* [SET TASK]: Quote the data below in full, minus the images.

(Dataset records)
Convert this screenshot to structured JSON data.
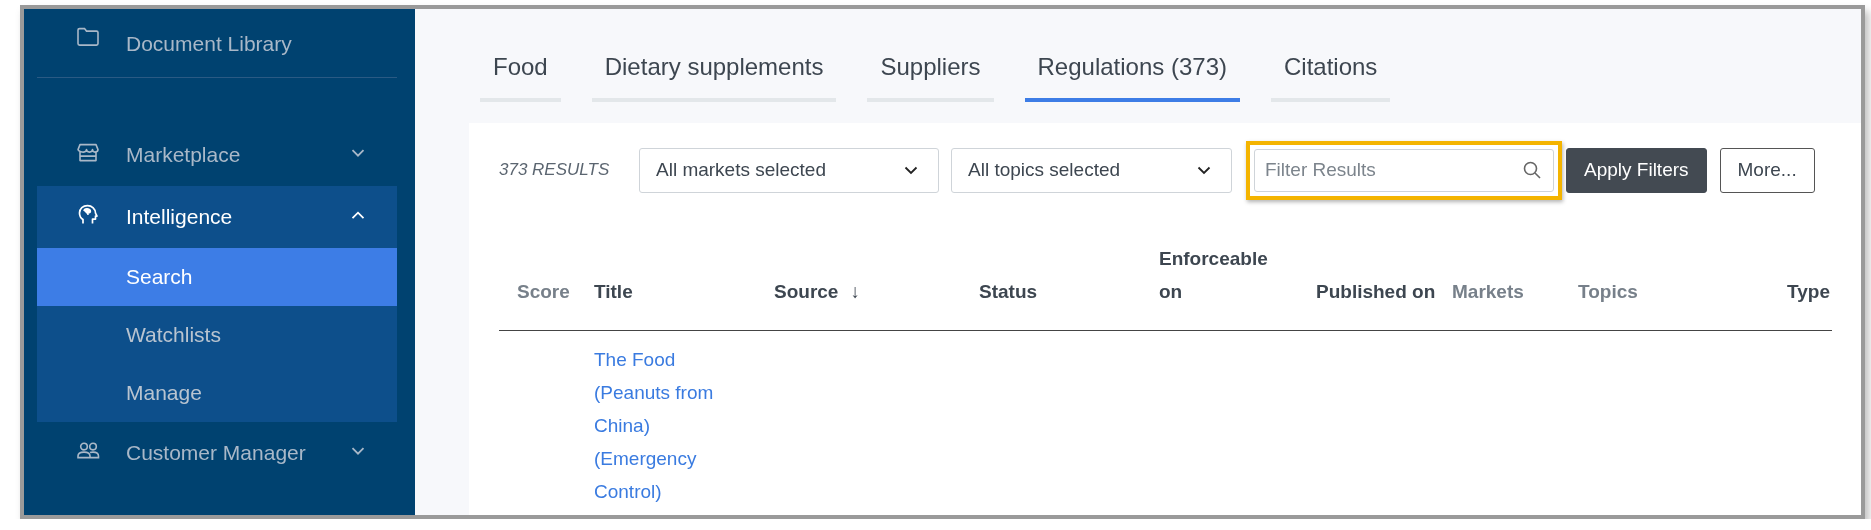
{
  "sidebar": {
    "items": [
      {
        "label": "Document Library"
      },
      {
        "kind": "divider"
      },
      {
        "label": "Marketplace",
        "expanded": false
      },
      {
        "label": "Intelligence",
        "expanded": true,
        "children": [
          {
            "label": "Search",
            "selected": true
          },
          {
            "label": "Watchlists",
            "selected": false
          },
          {
            "label": "Manage",
            "selected": false
          }
        ]
      },
      {
        "label": "Customer Manager",
        "expanded": false
      }
    ]
  },
  "tabs": [
    {
      "label": "Food",
      "selected": false
    },
    {
      "label": "Dietary supplements",
      "selected": false
    },
    {
      "label": "Suppliers",
      "selected": false
    },
    {
      "label": "Regulations (373)",
      "selected": true
    },
    {
      "label": "Citations",
      "selected": false
    }
  ],
  "filters": {
    "results_count": "373 RESULTS",
    "dropdowns": [
      {
        "value": "All markets selected"
      },
      {
        "value": "All topics selected"
      }
    ],
    "search": {
      "placeholder": "Filter Results",
      "highlighted": true
    },
    "buttons": [
      {
        "label": "Apply Filters",
        "kind": "primary"
      },
      {
        "label": "More...",
        "kind": "outline"
      }
    ]
  },
  "table": {
    "columns": [
      {
        "label": "Score",
        "muted": true
      },
      {
        "label": "Title",
        "muted": false
      },
      {
        "label": "Source",
        "muted": false,
        "sort_indicator": "↓"
      },
      {
        "label": "Status",
        "muted": false
      },
      {
        "label": "Enforceable on",
        "muted": false
      },
      {
        "label": "Published on",
        "muted": false
      },
      {
        "label": "Markets",
        "muted": true
      },
      {
        "label": "Topics",
        "muted": true
      },
      {
        "label": "Type",
        "muted": false
      }
    ],
    "rows": [
      {
        "title": "The Food (Peanuts from China) (Emergency Control)"
      }
    ]
  }
}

* [RESULT]:
Convert this screenshot to structured JSON data.
{
  "sidebar": {
    "items": [
      {
        "label": "Document Library"
      },
      {
        "kind": "divider"
      },
      {
        "label": "Marketplace",
        "expanded": false
      },
      {
        "label": "Intelligence",
        "expanded": true,
        "children": [
          {
            "label": "Search",
            "selected": true
          },
          {
            "label": "Watchlists",
            "selected": false
          },
          {
            "label": "Manage",
            "selected": false
          }
        ]
      },
      {
        "label": "Customer Manager",
        "expanded": false
      }
    ]
  },
  "tabs": [
    {
      "label": "Food",
      "selected": false
    },
    {
      "label": "Dietary supplements",
      "selected": false
    },
    {
      "label": "Suppliers",
      "selected": false
    },
    {
      "label": "Regulations (373)",
      "selected": true
    },
    {
      "label": "Citations",
      "selected": false
    }
  ],
  "filters": {
    "results_count": "373 RESULTS",
    "dropdowns": [
      {
        "value": "All markets selected"
      },
      {
        "value": "All topics selected"
      }
    ],
    "search": {
      "placeholder": "Filter Results",
      "highlighted": true
    },
    "buttons": [
      {
        "label": "Apply Filters",
        "kind": "primary"
      },
      {
        "label": "More...",
        "kind": "outline"
      }
    ]
  },
  "table": {
    "columns": [
      {
        "label": "Score",
        "muted": true
      },
      {
        "label": "Title",
        "muted": false
      },
      {
        "label": "Source",
        "muted": false,
        "sort_indicator": "↓"
      },
      {
        "label": "Status",
        "muted": false
      },
      {
        "label": "Enforceable on",
        "muted": false
      },
      {
        "label": "Published on",
        "muted": false
      },
      {
        "label": "Markets",
        "muted": true
      },
      {
        "label": "Topics",
        "muted": true
      },
      {
        "label": "Type",
        "muted": false
      }
    ],
    "rows": [
      {
        "title": "The Food (Peanuts from China) (Emergency Control)"
      }
    ]
  }
}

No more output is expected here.